─── Given entries
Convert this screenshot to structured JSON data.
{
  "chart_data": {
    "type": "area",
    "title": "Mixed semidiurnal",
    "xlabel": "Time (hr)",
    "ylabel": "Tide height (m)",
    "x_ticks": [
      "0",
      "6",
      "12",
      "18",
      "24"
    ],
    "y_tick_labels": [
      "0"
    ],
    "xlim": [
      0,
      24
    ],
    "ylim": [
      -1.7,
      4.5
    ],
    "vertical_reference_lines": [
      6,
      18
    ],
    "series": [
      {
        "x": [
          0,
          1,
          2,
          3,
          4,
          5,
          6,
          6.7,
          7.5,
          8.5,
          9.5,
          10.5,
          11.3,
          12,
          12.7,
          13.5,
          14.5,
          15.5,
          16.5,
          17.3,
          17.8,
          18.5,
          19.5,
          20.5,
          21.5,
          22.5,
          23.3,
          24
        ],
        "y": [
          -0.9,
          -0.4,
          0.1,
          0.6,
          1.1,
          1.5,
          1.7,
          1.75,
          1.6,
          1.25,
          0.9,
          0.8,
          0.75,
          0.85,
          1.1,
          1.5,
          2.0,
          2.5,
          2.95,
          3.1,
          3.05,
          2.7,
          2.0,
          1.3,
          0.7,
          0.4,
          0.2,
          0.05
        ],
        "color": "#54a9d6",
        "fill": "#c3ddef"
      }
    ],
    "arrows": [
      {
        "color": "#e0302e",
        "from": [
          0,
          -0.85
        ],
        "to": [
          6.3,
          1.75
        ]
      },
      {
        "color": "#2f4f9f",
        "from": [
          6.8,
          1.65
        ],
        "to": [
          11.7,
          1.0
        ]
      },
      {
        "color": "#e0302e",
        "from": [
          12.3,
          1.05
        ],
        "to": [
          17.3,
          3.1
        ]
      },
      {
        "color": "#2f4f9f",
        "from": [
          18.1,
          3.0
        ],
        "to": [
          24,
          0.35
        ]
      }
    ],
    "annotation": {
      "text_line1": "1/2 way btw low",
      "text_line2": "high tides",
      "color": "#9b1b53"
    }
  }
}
──────
§ Description of the task:
Transcribe the full listing above without leaving anything out.

§ Solution to this problem:
Convert this screenshot to structured JSON data.
{
  "chart_data": {
    "type": "area",
    "title": "Mixed semidiurnal",
    "xlabel": "Time (hr)",
    "ylabel": "Tide height (m)",
    "x_ticks": [
      "0",
      "6",
      "12",
      "18",
      "24"
    ],
    "y_tick_labels": [
      "0"
    ],
    "xlim": [
      0,
      24
    ],
    "ylim": [
      -1.7,
      4.5
    ],
    "vertical_reference_lines": [
      6,
      18
    ],
    "series": [
      {
        "x": [
          0,
          1,
          2,
          3,
          4,
          5,
          6,
          6.7,
          7.5,
          8.5,
          9.5,
          10.5,
          11.3,
          12,
          12.7,
          13.5,
          14.5,
          15.5,
          16.5,
          17.3,
          17.8,
          18.5,
          19.5,
          20.5,
          21.5,
          22.5,
          23.3,
          24
        ],
        "y": [
          -0.9,
          -0.4,
          0.1,
          0.6,
          1.1,
          1.5,
          1.7,
          1.75,
          1.6,
          1.25,
          0.9,
          0.8,
          0.75,
          0.85,
          1.1,
          1.5,
          2.0,
          2.5,
          2.95,
          3.1,
          3.05,
          2.7,
          2.0,
          1.3,
          0.7,
          0.4,
          0.2,
          0.05
        ],
        "color": "#54a9d6",
        "fill": "#c3ddef"
      }
    ],
    "arrows": [
      {
        "color": "#e0302e",
        "from": [
          0,
          -0.85
        ],
        "to": [
          6.3,
          1.75
        ]
      },
      {
        "color": "#2f4f9f",
        "from": [
          6.8,
          1.65
        ],
        "to": [
          11.7,
          1.0
        ]
      },
      {
        "color": "#e0302e",
        "from": [
          12.3,
          1.05
        ],
        "to": [
          17.3,
          3.1
        ]
      },
      {
        "color": "#2f4f9f",
        "from": [
          18.1,
          3.0
        ],
        "to": [
          24,
          0.35
        ]
      }
    ],
    "annotation": {
      "text_line1": "1/2 way btw low",
      "text_line2": "high tides",
      "color": "#9b1b53"
    }
  }
}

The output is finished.